■ **The problem**: Output the material below in its entirety, exactly as given.

§ §

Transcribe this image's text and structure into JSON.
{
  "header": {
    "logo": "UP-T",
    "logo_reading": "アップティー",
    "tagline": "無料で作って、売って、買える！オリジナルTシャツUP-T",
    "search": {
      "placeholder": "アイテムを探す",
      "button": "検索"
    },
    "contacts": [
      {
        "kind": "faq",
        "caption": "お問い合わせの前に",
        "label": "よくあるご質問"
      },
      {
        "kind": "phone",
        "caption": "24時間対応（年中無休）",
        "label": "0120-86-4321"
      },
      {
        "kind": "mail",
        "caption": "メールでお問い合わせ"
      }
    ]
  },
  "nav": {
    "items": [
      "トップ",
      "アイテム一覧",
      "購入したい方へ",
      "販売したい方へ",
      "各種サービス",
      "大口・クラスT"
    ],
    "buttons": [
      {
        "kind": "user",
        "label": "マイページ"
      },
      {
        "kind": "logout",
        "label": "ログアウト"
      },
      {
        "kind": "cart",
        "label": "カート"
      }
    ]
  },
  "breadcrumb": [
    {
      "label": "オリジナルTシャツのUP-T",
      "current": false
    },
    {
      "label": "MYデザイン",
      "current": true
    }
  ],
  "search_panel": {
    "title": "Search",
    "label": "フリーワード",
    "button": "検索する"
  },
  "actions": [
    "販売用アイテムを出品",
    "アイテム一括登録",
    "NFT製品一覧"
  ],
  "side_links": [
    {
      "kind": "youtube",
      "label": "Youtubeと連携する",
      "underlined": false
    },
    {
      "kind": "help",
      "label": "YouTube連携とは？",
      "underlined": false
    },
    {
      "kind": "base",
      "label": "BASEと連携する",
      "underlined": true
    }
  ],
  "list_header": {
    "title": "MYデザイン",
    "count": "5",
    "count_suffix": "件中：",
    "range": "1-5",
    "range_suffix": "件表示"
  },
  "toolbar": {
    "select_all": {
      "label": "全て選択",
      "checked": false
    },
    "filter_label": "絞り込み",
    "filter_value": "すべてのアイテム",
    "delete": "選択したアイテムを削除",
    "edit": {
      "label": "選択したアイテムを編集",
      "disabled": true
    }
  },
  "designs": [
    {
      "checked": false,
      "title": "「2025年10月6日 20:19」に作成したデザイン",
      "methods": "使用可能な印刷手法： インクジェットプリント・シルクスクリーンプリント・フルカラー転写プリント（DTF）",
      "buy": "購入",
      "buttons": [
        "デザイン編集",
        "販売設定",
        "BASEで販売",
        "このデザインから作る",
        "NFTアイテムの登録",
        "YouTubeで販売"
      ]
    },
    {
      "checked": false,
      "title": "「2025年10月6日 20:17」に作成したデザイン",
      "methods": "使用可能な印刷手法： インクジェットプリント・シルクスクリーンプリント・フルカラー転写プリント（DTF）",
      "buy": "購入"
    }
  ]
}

§ §

■ **Task output**:
Transcribe this image's text and structure into JSON.
{
  "header": {
    "logo": "UP-T",
    "logo_reading": "アップティー",
    "tagline": "無料で作って、売って、買える！オリジナルTシャツUP-T",
    "search": {
      "placeholder": "アイテムを探す",
      "button": "検索"
    },
    "contacts": [
      {
        "kind": "faq",
        "caption": "お問い合わせの前に",
        "label": "よくあるご質問"
      },
      {
        "kind": "phone",
        "caption": "24時間対応（年中無休）",
        "label": "0120-86-4321"
      },
      {
        "kind": "mail",
        "caption": "メールでお問い合わせ"
      }
    ]
  },
  "nav": {
    "items": [
      "トップ",
      "アイテム一覧",
      "購入したい方へ",
      "販売したい方へ",
      "各種サービス",
      "大口・クラスT"
    ],
    "buttons": [
      {
        "kind": "user",
        "label": "マイページ"
      },
      {
        "kind": "logout",
        "label": "ログアウト"
      },
      {
        "kind": "cart",
        "label": "カート"
      }
    ]
  },
  "breadcrumb": [
    {
      "label": "オリジナルTシャツのUP-T",
      "current": false
    },
    {
      "label": "MYデザイン",
      "current": true
    }
  ],
  "search_panel": {
    "title": "Search",
    "label": "フリーワード",
    "button": "検索する"
  },
  "actions": [
    "販売用アイテムを出品",
    "アイテム一括登録",
    "NFT製品一覧"
  ],
  "side_links": [
    {
      "kind": "youtube",
      "label": "Youtubeと連携する",
      "underlined": false
    },
    {
      "kind": "help",
      "label": "YouTube連携とは？",
      "underlined": false
    },
    {
      "kind": "base",
      "label": "BASEと連携する",
      "underlined": true
    }
  ],
  "list_header": {
    "title": "MYデザイン",
    "count": "5",
    "count_suffix": "件中：",
    "range": "1-5",
    "range_suffix": "件表示"
  },
  "toolbar": {
    "select_all": {
      "label": "全て選択",
      "checked": false
    },
    "filter_label": "絞り込み",
    "filter_value": "すべてのアイテム",
    "delete": "選択したアイテムを削除",
    "edit": {
      "label": "選択したアイテムを編集",
      "disabled": true
    }
  },
  "designs": [
    {
      "checked": false,
      "title": "「2025年10月6日 20:19」に作成したデザイン",
      "methods": "使用可能な印刷手法： インクジェットプリント・シルクスクリーンプリント・フルカラー転写プリント（DTF）",
      "buy": "購入",
      "buttons": [
        "デザイン編集",
        "販売設定",
        "BASEで販売",
        "このデザインから作る",
        "NFTアイテムの登録",
        "YouTubeで販売"
      ]
    },
    {
      "checked": false,
      "title": "「2025年10月6日 20:17」に作成したデザイン",
      "methods": "使用可能な印刷手法： インクジェットプリント・シルクスクリーンプリント・フルカラー転写プリント（DTF）",
      "buy": "購入"
    }
  ]
}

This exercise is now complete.